-- Start of Excerpted records --

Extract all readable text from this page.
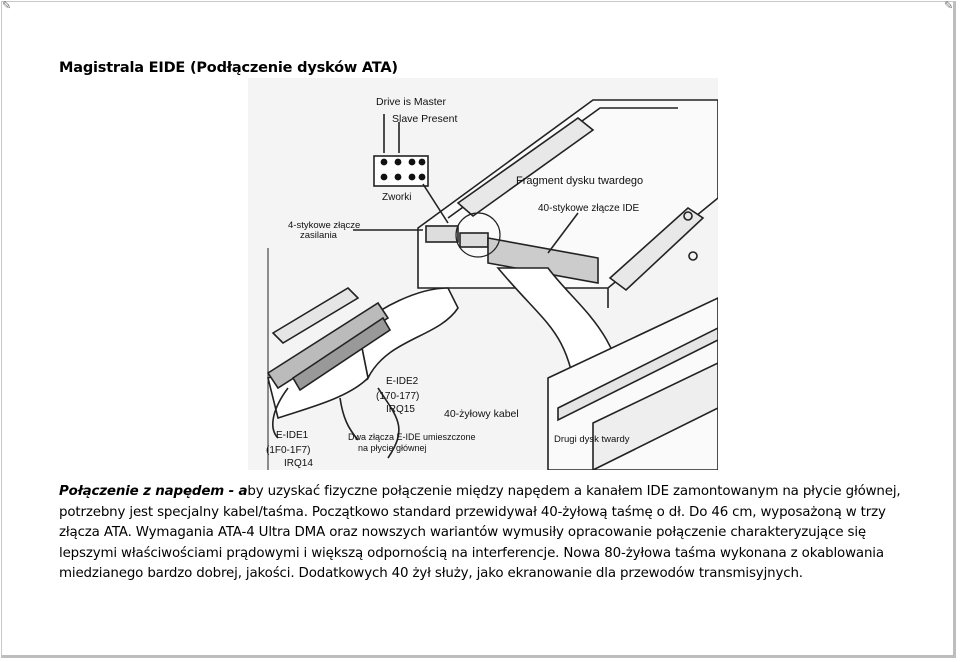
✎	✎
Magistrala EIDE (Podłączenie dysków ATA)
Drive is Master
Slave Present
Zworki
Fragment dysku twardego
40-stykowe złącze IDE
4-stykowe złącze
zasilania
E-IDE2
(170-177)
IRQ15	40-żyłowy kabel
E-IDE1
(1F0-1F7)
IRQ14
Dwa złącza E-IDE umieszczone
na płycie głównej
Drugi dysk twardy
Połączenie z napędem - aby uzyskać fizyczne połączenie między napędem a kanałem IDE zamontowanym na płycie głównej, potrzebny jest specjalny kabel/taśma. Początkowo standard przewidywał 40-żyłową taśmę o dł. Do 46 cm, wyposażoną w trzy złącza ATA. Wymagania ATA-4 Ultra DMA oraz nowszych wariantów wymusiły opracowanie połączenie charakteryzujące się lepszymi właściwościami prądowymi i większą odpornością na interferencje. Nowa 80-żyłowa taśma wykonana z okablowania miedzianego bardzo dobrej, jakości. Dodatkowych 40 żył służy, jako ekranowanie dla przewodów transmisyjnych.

-- End of Excerpted records --
-- Start of Excerpted records --

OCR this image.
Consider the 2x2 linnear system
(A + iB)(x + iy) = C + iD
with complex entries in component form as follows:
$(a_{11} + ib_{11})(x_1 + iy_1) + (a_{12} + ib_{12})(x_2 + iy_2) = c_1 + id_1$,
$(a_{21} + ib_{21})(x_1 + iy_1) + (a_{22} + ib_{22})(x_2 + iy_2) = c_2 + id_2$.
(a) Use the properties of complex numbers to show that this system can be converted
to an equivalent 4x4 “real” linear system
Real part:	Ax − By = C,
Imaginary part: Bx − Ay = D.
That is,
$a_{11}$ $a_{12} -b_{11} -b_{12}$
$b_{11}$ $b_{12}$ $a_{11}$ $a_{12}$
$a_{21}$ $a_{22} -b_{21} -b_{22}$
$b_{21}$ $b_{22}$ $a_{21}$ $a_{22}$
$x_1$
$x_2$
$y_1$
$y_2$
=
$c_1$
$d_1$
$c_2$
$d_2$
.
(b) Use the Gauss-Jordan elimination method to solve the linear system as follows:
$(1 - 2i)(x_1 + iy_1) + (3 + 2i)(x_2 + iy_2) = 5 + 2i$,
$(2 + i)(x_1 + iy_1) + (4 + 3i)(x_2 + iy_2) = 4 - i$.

-- End of Excerpted records --

Stated exercise
From the listing, copy every line where the string "system" appears.

Output
Consider the 2x2 linnear system
(a) Use the properties of complex numbers to show that this system can be converted
to an equivalent 4x4 “real” linear system
(b) Use the Gauss-Jordan elimination method to solve the linear system as follows:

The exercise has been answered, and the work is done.